====== RECORDS PROVIDED

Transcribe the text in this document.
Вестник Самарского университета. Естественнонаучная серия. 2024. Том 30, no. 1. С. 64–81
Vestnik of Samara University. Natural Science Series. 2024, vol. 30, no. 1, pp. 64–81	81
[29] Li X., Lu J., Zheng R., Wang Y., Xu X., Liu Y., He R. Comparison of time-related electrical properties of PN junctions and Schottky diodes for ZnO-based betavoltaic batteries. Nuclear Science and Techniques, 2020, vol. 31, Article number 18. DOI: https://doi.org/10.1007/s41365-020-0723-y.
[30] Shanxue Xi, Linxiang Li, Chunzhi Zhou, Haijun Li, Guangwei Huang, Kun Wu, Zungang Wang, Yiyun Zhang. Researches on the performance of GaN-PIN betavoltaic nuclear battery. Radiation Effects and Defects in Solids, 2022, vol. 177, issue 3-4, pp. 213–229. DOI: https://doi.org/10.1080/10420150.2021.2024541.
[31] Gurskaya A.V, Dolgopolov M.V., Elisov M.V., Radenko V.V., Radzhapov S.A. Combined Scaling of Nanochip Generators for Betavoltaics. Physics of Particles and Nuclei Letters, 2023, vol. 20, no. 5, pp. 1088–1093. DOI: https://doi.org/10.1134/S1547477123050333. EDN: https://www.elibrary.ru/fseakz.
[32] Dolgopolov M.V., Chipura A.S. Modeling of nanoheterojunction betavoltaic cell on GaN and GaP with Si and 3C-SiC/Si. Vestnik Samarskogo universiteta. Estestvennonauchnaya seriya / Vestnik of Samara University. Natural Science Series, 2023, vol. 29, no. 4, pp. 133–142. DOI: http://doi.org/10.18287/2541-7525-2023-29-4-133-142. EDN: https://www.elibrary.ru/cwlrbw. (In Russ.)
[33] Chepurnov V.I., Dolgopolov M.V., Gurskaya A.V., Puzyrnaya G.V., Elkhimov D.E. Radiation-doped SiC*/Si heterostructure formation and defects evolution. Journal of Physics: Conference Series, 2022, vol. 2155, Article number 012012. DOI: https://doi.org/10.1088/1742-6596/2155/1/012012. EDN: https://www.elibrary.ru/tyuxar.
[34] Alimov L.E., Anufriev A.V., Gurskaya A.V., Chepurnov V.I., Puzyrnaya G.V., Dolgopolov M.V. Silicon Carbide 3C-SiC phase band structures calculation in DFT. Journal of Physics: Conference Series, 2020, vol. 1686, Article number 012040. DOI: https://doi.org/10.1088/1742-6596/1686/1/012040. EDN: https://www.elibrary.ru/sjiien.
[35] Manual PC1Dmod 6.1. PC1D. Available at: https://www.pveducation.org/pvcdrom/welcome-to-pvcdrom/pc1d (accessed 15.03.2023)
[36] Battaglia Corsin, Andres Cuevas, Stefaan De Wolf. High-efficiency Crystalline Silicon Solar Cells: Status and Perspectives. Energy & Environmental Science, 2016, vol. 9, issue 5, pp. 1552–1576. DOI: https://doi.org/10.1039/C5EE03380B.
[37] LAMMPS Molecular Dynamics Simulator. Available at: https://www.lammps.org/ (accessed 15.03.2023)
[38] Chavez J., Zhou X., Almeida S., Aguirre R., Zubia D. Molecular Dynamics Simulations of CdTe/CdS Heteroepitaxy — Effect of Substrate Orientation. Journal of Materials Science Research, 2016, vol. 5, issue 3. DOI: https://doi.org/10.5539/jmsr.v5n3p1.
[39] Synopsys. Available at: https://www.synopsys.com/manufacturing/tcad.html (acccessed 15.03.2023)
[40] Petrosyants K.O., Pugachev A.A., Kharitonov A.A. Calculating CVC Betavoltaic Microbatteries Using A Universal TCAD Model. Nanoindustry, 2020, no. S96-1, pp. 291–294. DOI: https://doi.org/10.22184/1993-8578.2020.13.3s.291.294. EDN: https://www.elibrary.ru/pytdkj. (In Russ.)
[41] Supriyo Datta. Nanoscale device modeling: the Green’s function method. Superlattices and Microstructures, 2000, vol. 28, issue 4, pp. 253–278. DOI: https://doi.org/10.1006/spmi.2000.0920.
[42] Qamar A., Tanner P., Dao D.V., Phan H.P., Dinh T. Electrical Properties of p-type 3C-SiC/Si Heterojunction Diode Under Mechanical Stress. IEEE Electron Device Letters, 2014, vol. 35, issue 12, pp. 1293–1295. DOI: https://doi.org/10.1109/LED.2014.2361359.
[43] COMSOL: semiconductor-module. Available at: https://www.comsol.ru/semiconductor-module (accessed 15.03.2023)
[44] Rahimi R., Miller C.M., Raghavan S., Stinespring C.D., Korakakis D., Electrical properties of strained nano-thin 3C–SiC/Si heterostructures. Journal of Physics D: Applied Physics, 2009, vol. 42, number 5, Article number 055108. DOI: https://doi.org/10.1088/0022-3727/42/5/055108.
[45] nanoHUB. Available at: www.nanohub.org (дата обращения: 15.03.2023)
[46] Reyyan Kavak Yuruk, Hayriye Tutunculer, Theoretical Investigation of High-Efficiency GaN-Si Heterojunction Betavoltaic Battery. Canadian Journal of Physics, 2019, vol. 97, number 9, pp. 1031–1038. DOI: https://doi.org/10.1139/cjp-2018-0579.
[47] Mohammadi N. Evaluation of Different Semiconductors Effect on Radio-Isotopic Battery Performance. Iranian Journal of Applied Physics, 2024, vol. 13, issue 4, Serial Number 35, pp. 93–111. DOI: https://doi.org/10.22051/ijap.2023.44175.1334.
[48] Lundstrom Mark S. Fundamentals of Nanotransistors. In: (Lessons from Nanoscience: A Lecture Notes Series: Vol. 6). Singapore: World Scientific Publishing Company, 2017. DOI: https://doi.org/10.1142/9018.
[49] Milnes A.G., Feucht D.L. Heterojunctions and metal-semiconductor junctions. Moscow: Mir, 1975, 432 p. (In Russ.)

============
====== RECORDS PROVIDED

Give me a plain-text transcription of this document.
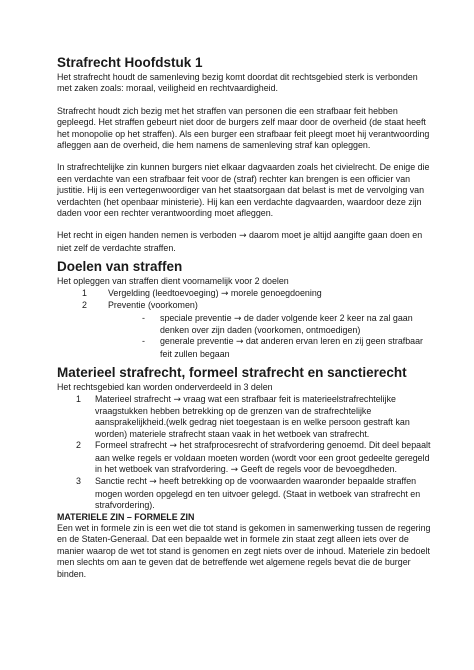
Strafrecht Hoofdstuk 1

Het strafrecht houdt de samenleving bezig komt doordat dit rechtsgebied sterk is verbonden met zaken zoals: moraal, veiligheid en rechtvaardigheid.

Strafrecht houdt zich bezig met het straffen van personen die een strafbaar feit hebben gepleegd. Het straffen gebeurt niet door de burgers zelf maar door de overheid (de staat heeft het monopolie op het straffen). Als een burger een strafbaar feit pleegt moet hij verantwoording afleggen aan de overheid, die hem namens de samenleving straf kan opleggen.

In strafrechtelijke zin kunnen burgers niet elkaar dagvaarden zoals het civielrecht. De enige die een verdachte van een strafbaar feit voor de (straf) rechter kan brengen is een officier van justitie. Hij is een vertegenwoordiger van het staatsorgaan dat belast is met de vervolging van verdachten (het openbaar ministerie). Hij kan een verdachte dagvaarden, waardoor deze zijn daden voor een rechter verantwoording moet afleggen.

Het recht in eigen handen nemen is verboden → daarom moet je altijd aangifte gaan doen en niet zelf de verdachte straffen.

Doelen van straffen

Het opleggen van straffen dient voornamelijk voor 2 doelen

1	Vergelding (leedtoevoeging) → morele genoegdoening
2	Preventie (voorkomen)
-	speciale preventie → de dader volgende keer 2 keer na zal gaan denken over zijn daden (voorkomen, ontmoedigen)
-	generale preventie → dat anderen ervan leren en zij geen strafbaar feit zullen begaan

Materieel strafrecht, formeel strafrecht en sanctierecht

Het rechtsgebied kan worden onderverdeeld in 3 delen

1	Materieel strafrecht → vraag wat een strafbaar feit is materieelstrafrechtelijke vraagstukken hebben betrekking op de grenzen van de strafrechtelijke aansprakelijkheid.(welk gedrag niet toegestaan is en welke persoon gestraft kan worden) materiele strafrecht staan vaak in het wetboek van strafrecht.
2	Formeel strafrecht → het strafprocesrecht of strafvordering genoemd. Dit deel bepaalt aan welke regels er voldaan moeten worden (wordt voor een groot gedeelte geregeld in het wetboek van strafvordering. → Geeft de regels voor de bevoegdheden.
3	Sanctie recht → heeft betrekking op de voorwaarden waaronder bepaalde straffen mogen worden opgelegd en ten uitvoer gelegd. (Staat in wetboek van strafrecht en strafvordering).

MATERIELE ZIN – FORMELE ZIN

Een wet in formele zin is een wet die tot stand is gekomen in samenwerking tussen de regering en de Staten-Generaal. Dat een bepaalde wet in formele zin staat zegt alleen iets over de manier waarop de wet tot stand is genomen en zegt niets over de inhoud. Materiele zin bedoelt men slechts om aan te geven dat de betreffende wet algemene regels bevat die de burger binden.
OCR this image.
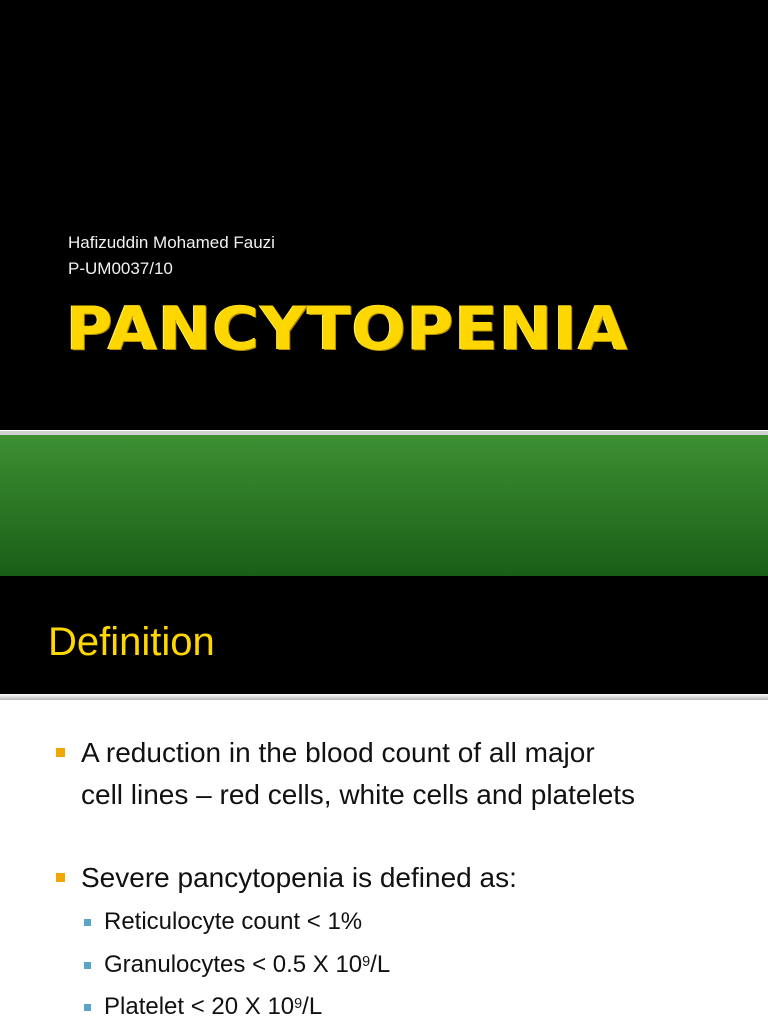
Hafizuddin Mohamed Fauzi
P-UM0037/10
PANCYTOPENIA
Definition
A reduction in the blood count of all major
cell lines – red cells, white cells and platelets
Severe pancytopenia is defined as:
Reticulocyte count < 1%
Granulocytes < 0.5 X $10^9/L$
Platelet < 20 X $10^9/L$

============

• **WORK ORDER**
Using the data above, report the number of lines that contain the string "heeft", and only that number.

• **RESPONSE BELOW**
2